- **Short task**: All the data should be repeated exactly. Any image in it is left out.

- **Input for this task**:
--

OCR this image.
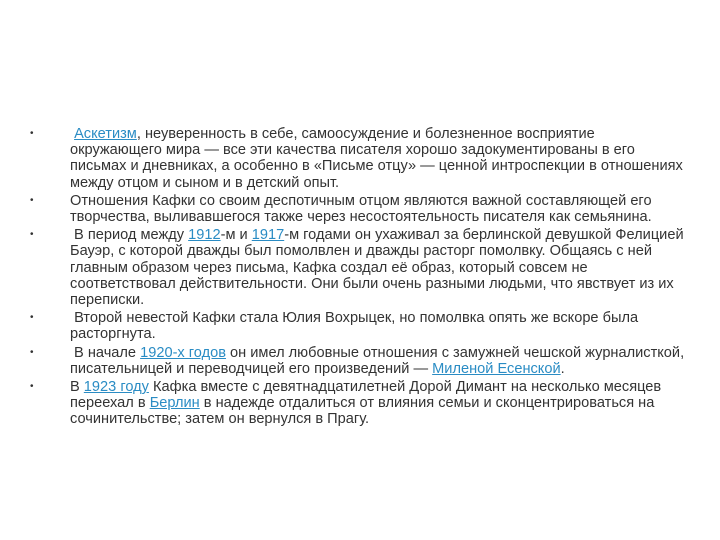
•	Аскетизм, неуверенность в себе, самоосуждение и болезненное восприятие окружающего мира — все эти качества писателя хорошо задокументированы в его письмах и дневниках, а особенно в «Письме отцу» — ценной интроспекции в отношениях между отцом и сыном и в детский опыт.
•	Отношения Кафки со своим деспотичным отцом являются важной составляющей его творчества, выливавшегося также через несостоятельность писателя как семьянина.
•	В период между 1912-м и 1917-м годами он ухаживал за берлинской девушкой Фелицией Бауэр, с которой дважды был помолвлен и дважды расторг помолвку. Общаясь с ней главным образом через письма, Кафка создал её образ, который совсем не соответствовал действительности. Они были очень разными людьми, что явствует из их переписки.
•	Второй невестой Кафки стала Юлия Вохрыцек, но помолвка опять же вскоре была расторгнута.
•	В начале 1920-х годов он имел любовные отношения с замужней чешской журналисткой, писательницей и переводчицей его произведений — Миленой Есенской.
•	В 1923 году Кафка вместе с девятнадцатилетней Дорой Димант на несколько месяцев переехал в Берлин в надежде отдалиться от влияния семьи и сконцентрироваться на сочинительстве; затем он вернулся в Прагу.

--

- **Written answer**:
OCR this image.
•	Аскетизм, неуверенность в себе, самоосуждение и болезненное восприятие окружающего мира — все эти качества писателя хорошо задокументированы в его письмах и дневниках, а особенно в «Письме отцу» — ценной интроспекции в отношениях между отцом и сыном и в детский опыт.
•	Отношения Кафки со своим деспотичным отцом являются важной составляющей его творчества, выливавшегося также через несостоятельность писателя как семьянина.
•	В период между 1912-м и 1917-м годами он ухаживал за берлинской девушкой Фелицией Бауэр, с которой дважды был помолвлен и дважды расторг помолвку. Общаясь с ней главным образом через письма, Кафка создал её образ, который совсем не соответствовал действительности. Они были очень разными людьми, что явствует из их переписки.
•	Второй невестой Кафки стала Юлия Вохрыцек, но помолвка опять же вскоре была расторгнута.
•	В начале 1920-х годов он имел любовные отношения с замужней чешской журналисткой, писательницей и переводчицей его произведений — Миленой Есенской.
•	В 1923 году Кафка вместе с девятнадцатилетней Дорой Димант на несколько месяцев переехал в Берлин в надежде отдалиться от влияния семьи и сконцентрироваться на сочинительстве; затем он вернулся в Прагу.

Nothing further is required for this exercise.